→ Task brief
Make an exact copy of the lines below.

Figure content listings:
——————————
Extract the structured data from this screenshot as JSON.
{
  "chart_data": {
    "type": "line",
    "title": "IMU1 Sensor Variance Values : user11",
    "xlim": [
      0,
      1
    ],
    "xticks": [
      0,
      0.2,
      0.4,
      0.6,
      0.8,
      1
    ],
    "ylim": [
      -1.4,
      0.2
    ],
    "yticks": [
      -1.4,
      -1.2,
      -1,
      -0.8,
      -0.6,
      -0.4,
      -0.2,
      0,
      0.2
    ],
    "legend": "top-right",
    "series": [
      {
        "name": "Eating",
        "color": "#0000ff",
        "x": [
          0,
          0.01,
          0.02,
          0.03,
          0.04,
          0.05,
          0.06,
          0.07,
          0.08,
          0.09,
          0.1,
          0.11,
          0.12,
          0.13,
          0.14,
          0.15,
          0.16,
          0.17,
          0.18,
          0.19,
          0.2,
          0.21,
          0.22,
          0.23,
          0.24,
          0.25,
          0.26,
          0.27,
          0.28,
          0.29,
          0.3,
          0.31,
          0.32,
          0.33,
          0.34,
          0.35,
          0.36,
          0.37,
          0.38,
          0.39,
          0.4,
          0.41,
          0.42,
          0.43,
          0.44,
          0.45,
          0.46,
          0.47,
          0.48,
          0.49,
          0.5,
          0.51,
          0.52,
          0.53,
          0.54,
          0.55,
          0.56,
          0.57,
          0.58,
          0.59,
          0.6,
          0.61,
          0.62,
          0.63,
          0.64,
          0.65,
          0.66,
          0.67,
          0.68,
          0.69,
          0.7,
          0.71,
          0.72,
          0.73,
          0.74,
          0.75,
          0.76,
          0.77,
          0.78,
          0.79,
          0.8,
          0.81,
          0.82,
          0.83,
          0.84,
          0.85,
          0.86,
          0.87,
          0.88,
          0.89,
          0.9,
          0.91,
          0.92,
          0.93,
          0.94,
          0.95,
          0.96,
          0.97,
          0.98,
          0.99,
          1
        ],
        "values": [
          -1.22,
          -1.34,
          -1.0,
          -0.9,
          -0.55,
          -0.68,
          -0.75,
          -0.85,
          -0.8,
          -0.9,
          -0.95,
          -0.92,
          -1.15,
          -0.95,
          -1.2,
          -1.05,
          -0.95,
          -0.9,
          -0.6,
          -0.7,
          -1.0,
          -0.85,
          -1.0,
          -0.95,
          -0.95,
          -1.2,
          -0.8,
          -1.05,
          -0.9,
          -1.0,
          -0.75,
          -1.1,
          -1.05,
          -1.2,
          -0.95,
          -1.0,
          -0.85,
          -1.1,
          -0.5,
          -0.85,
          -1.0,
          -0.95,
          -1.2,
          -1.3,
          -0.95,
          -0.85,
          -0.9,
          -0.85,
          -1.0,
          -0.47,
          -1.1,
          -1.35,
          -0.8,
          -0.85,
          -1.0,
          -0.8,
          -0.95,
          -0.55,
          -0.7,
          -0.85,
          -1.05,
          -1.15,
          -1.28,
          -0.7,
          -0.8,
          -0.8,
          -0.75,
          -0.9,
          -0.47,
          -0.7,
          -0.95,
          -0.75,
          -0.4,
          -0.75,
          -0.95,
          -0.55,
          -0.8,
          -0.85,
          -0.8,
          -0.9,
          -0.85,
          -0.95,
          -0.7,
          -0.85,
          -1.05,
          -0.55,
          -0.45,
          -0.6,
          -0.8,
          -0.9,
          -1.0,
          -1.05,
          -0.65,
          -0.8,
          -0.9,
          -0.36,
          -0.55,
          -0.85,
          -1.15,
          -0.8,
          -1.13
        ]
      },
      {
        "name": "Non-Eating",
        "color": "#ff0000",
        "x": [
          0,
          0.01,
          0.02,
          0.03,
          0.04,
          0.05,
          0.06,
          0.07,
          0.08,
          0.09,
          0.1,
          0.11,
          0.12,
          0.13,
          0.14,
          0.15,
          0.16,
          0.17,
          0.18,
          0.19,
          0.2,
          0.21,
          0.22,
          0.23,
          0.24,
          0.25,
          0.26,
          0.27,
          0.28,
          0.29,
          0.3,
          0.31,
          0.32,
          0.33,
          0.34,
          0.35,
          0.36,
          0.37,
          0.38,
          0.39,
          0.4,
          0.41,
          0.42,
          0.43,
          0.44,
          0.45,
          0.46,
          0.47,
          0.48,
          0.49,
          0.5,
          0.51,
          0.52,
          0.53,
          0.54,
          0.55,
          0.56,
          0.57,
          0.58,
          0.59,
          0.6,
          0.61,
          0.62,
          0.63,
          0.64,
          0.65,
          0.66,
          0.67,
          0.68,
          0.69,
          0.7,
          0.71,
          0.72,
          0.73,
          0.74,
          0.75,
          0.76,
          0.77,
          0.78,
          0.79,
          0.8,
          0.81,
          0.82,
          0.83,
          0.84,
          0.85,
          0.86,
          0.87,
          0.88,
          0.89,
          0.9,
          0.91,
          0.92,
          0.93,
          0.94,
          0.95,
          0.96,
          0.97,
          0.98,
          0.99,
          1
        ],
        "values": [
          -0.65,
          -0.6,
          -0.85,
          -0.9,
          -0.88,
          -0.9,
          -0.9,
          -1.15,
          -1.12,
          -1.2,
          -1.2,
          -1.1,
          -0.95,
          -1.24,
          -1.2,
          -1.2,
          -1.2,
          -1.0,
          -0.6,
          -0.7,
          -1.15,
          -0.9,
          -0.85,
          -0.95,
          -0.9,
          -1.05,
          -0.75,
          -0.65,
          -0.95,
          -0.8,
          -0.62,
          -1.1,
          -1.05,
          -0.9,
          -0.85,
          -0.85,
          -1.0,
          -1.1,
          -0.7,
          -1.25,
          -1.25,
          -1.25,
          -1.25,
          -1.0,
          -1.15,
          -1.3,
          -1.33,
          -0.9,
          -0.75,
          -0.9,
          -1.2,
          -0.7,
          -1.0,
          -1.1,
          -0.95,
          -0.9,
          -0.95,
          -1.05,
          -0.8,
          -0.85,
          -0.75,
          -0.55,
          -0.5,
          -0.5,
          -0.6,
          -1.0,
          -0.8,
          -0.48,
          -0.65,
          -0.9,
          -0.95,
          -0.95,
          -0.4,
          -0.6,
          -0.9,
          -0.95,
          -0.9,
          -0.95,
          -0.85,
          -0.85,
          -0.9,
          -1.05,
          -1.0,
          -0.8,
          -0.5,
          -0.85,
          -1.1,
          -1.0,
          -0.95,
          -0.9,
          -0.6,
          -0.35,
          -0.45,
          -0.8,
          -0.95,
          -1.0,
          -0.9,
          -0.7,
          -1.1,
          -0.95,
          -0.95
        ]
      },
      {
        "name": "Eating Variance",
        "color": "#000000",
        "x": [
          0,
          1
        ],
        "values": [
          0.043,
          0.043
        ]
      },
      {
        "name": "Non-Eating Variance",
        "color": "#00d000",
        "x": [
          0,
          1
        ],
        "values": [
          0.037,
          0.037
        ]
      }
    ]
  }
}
——————————
→ Task solution
Extract the structured data from this screenshot as JSON.
{
  "chart_data": {
    "type": "line",
    "title": "IMU1 Sensor Variance Values : user11",
    "xlim": [
      0,
      1
    ],
    "xticks": [
      0,
      0.2,
      0.4,
      0.6,
      0.8,
      1
    ],
    "ylim": [
      -1.4,
      0.2
    ],
    "yticks": [
      -1.4,
      -1.2,
      -1,
      -0.8,
      -0.6,
      -0.4,
      -0.2,
      0,
      0.2
    ],
    "legend": "top-right",
    "series": [
      {
        "name": "Eating",
        "color": "#0000ff",
        "x": [
          0,
          0.01,
          0.02,
          0.03,
          0.04,
          0.05,
          0.06,
          0.07,
          0.08,
          0.09,
          0.1,
          0.11,
          0.12,
          0.13,
          0.14,
          0.15,
          0.16,
          0.17,
          0.18,
          0.19,
          0.2,
          0.21,
          0.22,
          0.23,
          0.24,
          0.25,
          0.26,
          0.27,
          0.28,
          0.29,
          0.3,
          0.31,
          0.32,
          0.33,
          0.34,
          0.35,
          0.36,
          0.37,
          0.38,
          0.39,
          0.4,
          0.41,
          0.42,
          0.43,
          0.44,
          0.45,
          0.46,
          0.47,
          0.48,
          0.49,
          0.5,
          0.51,
          0.52,
          0.53,
          0.54,
          0.55,
          0.56,
          0.57,
          0.58,
          0.59,
          0.6,
          0.61,
          0.62,
          0.63,
          0.64,
          0.65,
          0.66,
          0.67,
          0.68,
          0.69,
          0.7,
          0.71,
          0.72,
          0.73,
          0.74,
          0.75,
          0.76,
          0.77,
          0.78,
          0.79,
          0.8,
          0.81,
          0.82,
          0.83,
          0.84,
          0.85,
          0.86,
          0.87,
          0.88,
          0.89,
          0.9,
          0.91,
          0.92,
          0.93,
          0.94,
          0.95,
          0.96,
          0.97,
          0.98,
          0.99,
          1
        ],
        "values": [
          -1.22,
          -1.34,
          -1.0,
          -0.9,
          -0.55,
          -0.68,
          -0.75,
          -0.85,
          -0.8,
          -0.9,
          -0.95,
          -0.92,
          -1.15,
          -0.95,
          -1.2,
          -1.05,
          -0.95,
          -0.9,
          -0.6,
          -0.7,
          -1.0,
          -0.85,
          -1.0,
          -0.95,
          -0.95,
          -1.2,
          -0.8,
          -1.05,
          -0.9,
          -1.0,
          -0.75,
          -1.1,
          -1.05,
          -1.2,
          -0.95,
          -1.0,
          -0.85,
          -1.1,
          -0.5,
          -0.85,
          -1.0,
          -0.95,
          -1.2,
          -1.3,
          -0.95,
          -0.85,
          -0.9,
          -0.85,
          -1.0,
          -0.47,
          -1.1,
          -1.35,
          -0.8,
          -0.85,
          -1.0,
          -0.8,
          -0.95,
          -0.55,
          -0.7,
          -0.85,
          -1.05,
          -1.15,
          -1.28,
          -0.7,
          -0.8,
          -0.8,
          -0.75,
          -0.9,
          -0.47,
          -0.7,
          -0.95,
          -0.75,
          -0.4,
          -0.75,
          -0.95,
          -0.55,
          -0.8,
          -0.85,
          -0.8,
          -0.9,
          -0.85,
          -0.95,
          -0.7,
          -0.85,
          -1.05,
          -0.55,
          -0.45,
          -0.6,
          -0.8,
          -0.9,
          -1.0,
          -1.05,
          -0.65,
          -0.8,
          -0.9,
          -0.36,
          -0.55,
          -0.85,
          -1.15,
          -0.8,
          -1.13
        ]
      },
      {
        "name": "Non-Eating",
        "color": "#ff0000",
        "x": [
          0,
          0.01,
          0.02,
          0.03,
          0.04,
          0.05,
          0.06,
          0.07,
          0.08,
          0.09,
          0.1,
          0.11,
          0.12,
          0.13,
          0.14,
          0.15,
          0.16,
          0.17,
          0.18,
          0.19,
          0.2,
          0.21,
          0.22,
          0.23,
          0.24,
          0.25,
          0.26,
          0.27,
          0.28,
          0.29,
          0.3,
          0.31,
          0.32,
          0.33,
          0.34,
          0.35,
          0.36,
          0.37,
          0.38,
          0.39,
          0.4,
          0.41,
          0.42,
          0.43,
          0.44,
          0.45,
          0.46,
          0.47,
          0.48,
          0.49,
          0.5,
          0.51,
          0.52,
          0.53,
          0.54,
          0.55,
          0.56,
          0.57,
          0.58,
          0.59,
          0.6,
          0.61,
          0.62,
          0.63,
          0.64,
          0.65,
          0.66,
          0.67,
          0.68,
          0.69,
          0.7,
          0.71,
          0.72,
          0.73,
          0.74,
          0.75,
          0.76,
          0.77,
          0.78,
          0.79,
          0.8,
          0.81,
          0.82,
          0.83,
          0.84,
          0.85,
          0.86,
          0.87,
          0.88,
          0.89,
          0.9,
          0.91,
          0.92,
          0.93,
          0.94,
          0.95,
          0.96,
          0.97,
          0.98,
          0.99,
          1
        ],
        "values": [
          -0.65,
          -0.6,
          -0.85,
          -0.9,
          -0.88,
          -0.9,
          -0.9,
          -1.15,
          -1.12,
          -1.2,
          -1.2,
          -1.1,
          -0.95,
          -1.24,
          -1.2,
          -1.2,
          -1.2,
          -1.0,
          -0.6,
          -0.7,
          -1.15,
          -0.9,
          -0.85,
          -0.95,
          -0.9,
          -1.05,
          -0.75,
          -0.65,
          -0.95,
          -0.8,
          -0.62,
          -1.1,
          -1.05,
          -0.9,
          -0.85,
          -0.85,
          -1.0,
          -1.1,
          -0.7,
          -1.25,
          -1.25,
          -1.25,
          -1.25,
          -1.0,
          -1.15,
          -1.3,
          -1.33,
          -0.9,
          -0.75,
          -0.9,
          -1.2,
          -0.7,
          -1.0,
          -1.1,
          -0.95,
          -0.9,
          -0.95,
          -1.05,
          -0.8,
          -0.85,
          -0.75,
          -0.55,
          -0.5,
          -0.5,
          -0.6,
          -1.0,
          -0.8,
          -0.48,
          -0.65,
          -0.9,
          -0.95,
          -0.95,
          -0.4,
          -0.6,
          -0.9,
          -0.95,
          -0.9,
          -0.95,
          -0.85,
          -0.85,
          -0.9,
          -1.05,
          -1.0,
          -0.8,
          -0.5,
          -0.85,
          -1.1,
          -1.0,
          -0.95,
          -0.9,
          -0.6,
          -0.35,
          -0.45,
          -0.8,
          -0.95,
          -1.0,
          -0.9,
          -0.7,
          -1.1,
          -0.95,
          -0.95
        ]
      },
      {
        "name": "Eating Variance",
        "color": "#000000",
        "x": [
          0,
          1
        ],
        "values": [
          0.043,
          0.043
        ]
      },
      {
        "name": "Non-Eating Variance",
        "color": "#00d000",
        "x": [
          0,
          1
        ],
        "values": [
          0.037,
          0.037
        ]
      }
    ]
  }
}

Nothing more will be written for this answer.